═════ Raw records
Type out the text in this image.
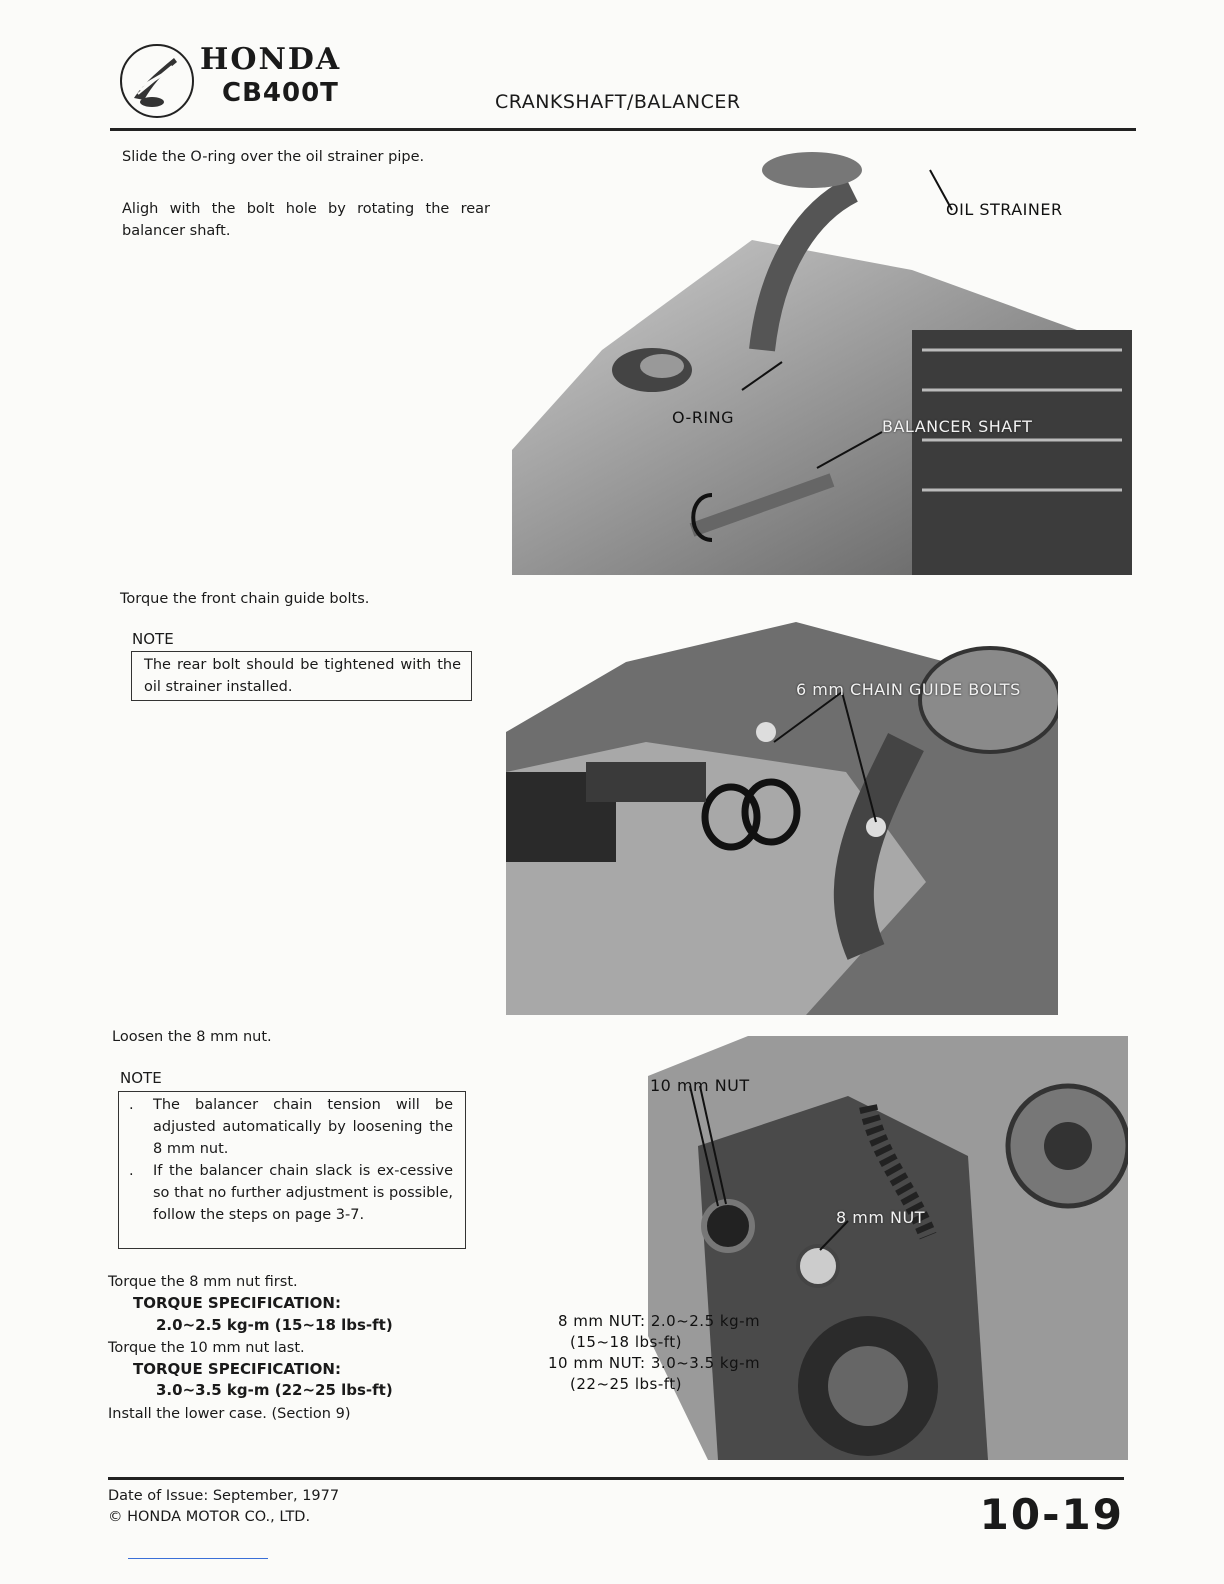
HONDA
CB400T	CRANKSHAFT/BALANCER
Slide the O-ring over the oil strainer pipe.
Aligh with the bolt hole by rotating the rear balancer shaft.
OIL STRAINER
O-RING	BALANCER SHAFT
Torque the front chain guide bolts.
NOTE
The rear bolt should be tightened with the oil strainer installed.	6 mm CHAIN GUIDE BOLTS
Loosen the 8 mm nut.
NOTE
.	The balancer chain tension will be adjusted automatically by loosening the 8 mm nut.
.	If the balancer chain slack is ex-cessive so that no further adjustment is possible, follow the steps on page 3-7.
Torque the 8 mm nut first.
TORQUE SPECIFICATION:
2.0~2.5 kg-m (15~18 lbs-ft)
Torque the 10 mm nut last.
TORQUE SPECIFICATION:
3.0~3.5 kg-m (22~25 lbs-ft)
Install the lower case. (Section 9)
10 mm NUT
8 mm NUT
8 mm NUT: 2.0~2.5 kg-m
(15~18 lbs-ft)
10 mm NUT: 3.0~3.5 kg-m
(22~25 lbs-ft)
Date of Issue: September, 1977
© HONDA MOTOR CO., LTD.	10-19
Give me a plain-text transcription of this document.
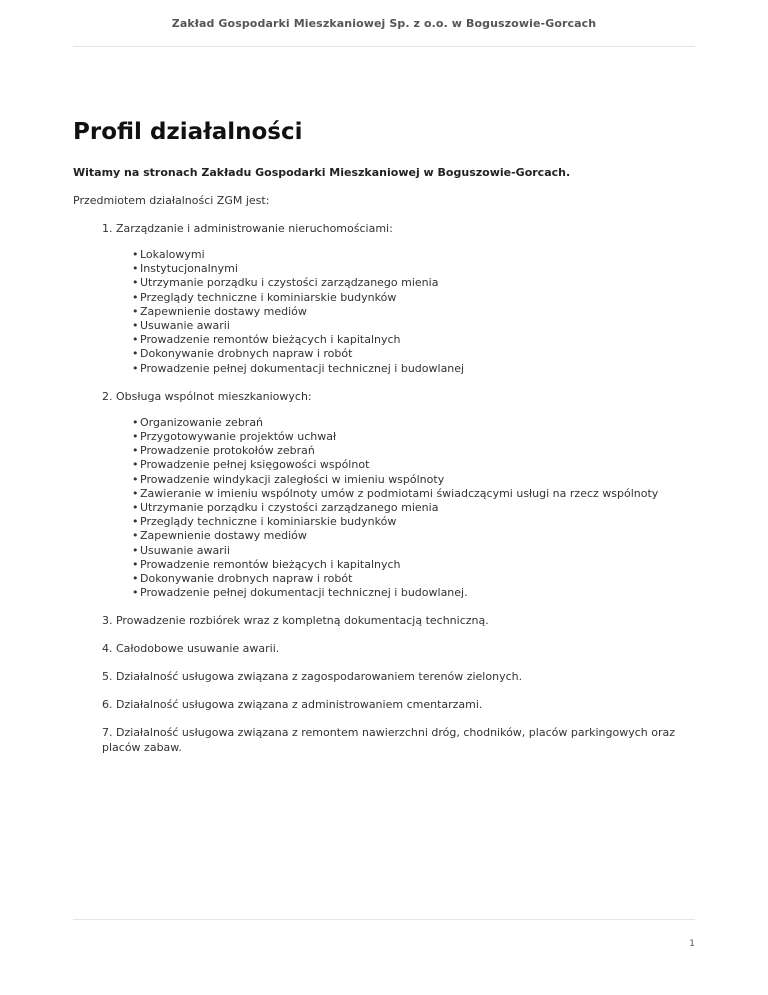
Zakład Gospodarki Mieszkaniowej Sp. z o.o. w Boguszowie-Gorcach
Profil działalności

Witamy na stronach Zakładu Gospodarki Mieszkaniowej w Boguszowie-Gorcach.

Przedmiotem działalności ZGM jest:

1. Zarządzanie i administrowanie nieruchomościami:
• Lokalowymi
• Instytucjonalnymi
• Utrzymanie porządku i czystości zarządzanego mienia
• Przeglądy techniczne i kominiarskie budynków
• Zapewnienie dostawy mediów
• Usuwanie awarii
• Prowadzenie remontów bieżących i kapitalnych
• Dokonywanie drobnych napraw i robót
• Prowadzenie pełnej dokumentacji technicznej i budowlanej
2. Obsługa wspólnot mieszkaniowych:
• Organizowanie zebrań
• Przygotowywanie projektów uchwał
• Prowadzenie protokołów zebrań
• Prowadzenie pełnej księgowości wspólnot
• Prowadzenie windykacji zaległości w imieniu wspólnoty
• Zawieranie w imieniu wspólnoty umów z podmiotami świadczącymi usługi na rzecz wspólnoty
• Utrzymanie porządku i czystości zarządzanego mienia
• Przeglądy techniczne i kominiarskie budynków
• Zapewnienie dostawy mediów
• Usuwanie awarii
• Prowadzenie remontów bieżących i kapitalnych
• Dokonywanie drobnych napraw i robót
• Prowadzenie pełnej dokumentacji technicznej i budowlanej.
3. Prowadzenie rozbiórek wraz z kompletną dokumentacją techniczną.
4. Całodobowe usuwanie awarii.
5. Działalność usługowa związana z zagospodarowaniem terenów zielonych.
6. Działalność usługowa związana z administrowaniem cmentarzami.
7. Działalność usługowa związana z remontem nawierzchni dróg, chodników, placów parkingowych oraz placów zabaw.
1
══════════
═════ Raw records
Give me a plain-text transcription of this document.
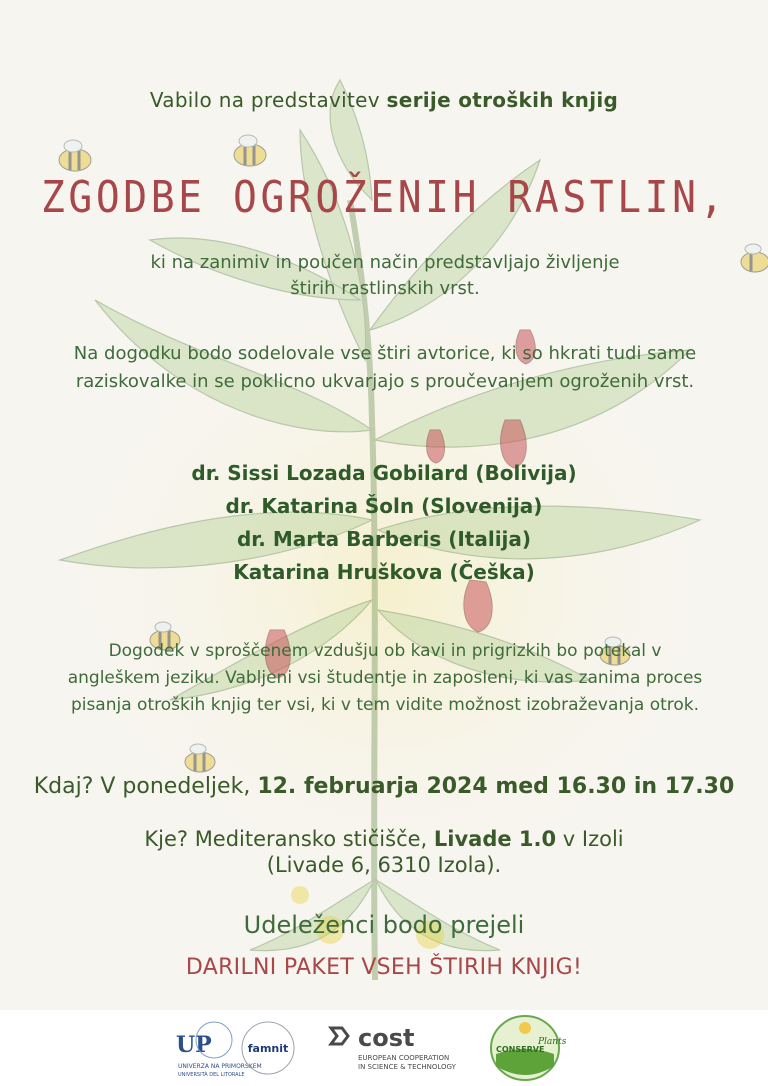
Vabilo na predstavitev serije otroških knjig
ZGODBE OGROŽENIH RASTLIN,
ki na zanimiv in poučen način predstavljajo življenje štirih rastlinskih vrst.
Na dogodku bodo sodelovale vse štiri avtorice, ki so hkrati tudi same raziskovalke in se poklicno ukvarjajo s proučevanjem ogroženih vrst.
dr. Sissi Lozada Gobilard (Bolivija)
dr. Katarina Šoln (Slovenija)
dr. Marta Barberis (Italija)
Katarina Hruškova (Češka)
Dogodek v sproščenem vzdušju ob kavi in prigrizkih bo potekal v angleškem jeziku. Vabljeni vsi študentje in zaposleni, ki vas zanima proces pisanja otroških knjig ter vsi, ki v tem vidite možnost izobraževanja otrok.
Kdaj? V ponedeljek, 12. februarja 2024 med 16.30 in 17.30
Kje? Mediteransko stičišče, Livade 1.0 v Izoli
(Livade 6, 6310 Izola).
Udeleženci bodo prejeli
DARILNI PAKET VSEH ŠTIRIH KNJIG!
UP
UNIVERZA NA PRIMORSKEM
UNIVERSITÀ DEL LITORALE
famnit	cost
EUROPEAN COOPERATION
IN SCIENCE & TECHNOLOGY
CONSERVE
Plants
══════════
═════ Raw records
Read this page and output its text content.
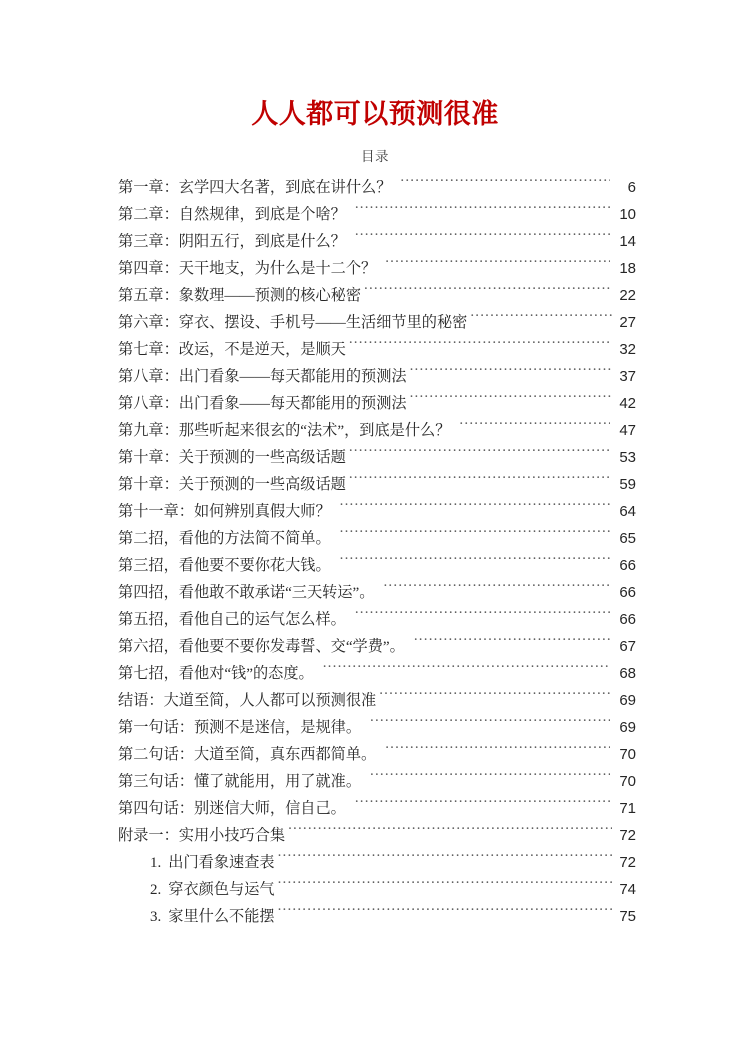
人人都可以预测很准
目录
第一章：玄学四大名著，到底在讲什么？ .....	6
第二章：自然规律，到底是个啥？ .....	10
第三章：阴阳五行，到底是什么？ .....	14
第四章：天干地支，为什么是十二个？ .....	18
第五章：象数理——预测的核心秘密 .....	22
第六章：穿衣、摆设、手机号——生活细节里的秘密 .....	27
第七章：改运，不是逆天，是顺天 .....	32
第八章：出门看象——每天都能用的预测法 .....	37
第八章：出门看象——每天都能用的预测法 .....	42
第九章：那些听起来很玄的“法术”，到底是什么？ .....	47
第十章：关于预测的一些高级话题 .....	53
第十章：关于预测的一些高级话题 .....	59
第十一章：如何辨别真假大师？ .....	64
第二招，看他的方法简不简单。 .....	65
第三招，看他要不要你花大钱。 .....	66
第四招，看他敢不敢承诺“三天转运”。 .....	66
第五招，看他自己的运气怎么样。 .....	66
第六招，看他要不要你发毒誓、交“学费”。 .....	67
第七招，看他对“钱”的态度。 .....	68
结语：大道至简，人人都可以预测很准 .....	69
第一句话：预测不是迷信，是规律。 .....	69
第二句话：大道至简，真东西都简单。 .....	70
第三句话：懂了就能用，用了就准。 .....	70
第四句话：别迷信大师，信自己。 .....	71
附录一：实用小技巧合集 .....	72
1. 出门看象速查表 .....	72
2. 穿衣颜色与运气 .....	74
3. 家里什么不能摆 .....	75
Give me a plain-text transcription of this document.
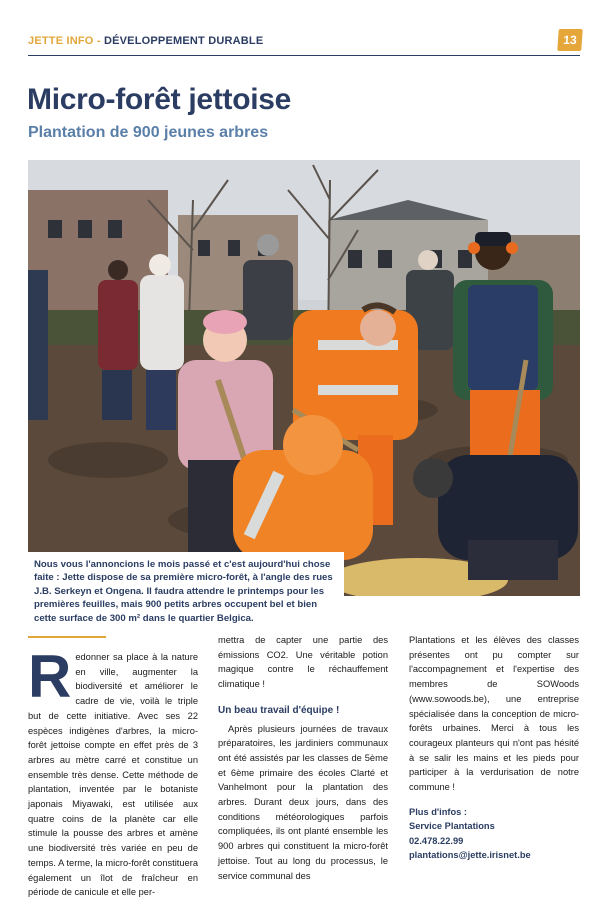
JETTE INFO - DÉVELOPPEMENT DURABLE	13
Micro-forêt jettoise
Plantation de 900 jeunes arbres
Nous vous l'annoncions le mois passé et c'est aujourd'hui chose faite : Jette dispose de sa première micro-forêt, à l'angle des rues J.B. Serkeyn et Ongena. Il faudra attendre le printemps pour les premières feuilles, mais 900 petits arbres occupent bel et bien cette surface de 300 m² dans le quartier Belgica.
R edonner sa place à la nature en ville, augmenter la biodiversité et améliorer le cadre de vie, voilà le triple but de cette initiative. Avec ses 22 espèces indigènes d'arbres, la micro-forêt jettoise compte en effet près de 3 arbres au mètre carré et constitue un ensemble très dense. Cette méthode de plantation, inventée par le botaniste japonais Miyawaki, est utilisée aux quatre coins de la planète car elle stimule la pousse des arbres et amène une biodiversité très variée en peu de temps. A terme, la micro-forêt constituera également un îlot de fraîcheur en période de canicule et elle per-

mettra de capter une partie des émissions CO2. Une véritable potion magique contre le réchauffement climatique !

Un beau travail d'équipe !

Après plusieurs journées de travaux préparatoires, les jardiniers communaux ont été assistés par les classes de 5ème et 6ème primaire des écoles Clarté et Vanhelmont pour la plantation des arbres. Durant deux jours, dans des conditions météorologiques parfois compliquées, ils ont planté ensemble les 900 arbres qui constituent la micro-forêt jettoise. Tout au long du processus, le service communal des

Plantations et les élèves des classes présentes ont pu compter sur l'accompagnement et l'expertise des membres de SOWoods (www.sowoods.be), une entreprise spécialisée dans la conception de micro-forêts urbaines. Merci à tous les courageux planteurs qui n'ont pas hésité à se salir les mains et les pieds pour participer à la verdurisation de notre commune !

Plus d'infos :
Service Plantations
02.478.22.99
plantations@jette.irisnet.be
══════════
What needs to be done -
Look through the material and copy each line that has "bodo".

Result of this exercise -
Na dogodku bodo sodelovale vse štiri avtorice, ki so hkrati tudi same raziskovalke in se poklicno ukvarjajo s proučevanjem ogroženih vrst.
Udeleženci bodo prejeli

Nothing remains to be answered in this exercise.